■ The request
Using the material below, copy every line where "JSON" appears.

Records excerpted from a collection
Start

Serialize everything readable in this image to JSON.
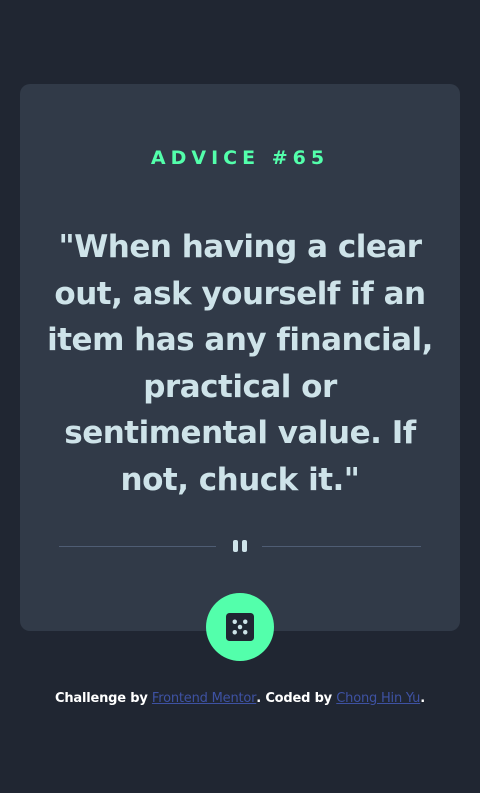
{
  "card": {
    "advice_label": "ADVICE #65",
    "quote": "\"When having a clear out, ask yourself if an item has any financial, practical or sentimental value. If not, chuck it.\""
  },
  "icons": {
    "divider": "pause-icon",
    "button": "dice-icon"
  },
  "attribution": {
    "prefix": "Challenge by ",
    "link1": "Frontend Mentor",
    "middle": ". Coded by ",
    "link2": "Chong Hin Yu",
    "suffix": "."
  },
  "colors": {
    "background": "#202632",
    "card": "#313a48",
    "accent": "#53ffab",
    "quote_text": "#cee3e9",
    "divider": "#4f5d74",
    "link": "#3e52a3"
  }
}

End
Start

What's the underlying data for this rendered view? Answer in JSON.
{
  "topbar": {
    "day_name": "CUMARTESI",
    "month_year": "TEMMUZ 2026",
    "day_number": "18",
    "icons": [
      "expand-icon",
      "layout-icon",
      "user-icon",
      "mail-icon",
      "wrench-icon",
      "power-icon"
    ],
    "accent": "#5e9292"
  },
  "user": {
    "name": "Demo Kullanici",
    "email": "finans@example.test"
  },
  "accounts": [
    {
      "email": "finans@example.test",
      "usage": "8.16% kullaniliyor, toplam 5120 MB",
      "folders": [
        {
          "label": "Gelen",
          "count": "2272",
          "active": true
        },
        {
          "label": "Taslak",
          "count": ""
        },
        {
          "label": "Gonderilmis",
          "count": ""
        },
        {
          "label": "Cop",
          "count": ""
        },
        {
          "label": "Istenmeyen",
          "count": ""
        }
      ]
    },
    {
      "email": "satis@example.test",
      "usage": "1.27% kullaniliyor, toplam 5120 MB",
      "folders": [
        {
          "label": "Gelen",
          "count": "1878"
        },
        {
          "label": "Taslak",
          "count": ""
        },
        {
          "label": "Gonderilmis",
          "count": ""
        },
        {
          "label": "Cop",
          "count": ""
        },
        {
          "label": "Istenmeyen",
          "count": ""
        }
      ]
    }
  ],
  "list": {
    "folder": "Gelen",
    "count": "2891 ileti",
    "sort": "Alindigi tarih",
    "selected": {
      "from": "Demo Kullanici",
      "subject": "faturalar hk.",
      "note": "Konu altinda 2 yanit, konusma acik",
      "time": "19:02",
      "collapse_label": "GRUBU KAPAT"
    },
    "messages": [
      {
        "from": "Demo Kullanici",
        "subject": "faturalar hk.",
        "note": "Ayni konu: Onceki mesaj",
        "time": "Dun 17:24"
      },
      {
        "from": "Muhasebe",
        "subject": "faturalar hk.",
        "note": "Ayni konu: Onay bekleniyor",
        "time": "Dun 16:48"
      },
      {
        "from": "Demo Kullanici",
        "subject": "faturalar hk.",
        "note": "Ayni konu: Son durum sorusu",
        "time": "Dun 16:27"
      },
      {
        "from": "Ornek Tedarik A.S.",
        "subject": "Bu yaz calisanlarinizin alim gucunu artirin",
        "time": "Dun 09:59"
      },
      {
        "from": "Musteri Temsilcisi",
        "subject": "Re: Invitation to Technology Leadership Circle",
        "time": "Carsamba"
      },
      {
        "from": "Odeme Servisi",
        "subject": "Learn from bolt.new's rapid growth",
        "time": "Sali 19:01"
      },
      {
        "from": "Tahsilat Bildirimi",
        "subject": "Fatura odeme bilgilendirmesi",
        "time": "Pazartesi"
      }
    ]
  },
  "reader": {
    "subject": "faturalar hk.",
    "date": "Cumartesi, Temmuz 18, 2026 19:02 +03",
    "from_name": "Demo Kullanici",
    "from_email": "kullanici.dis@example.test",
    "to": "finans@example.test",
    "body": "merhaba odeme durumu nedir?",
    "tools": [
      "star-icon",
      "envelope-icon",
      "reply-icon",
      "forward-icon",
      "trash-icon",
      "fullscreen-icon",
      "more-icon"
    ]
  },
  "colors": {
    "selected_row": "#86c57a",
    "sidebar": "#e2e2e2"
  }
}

End

■ Expected output
Serialize everything readable in this image to JSON.
What's the underlying data for this rendered view? Answer in JSON.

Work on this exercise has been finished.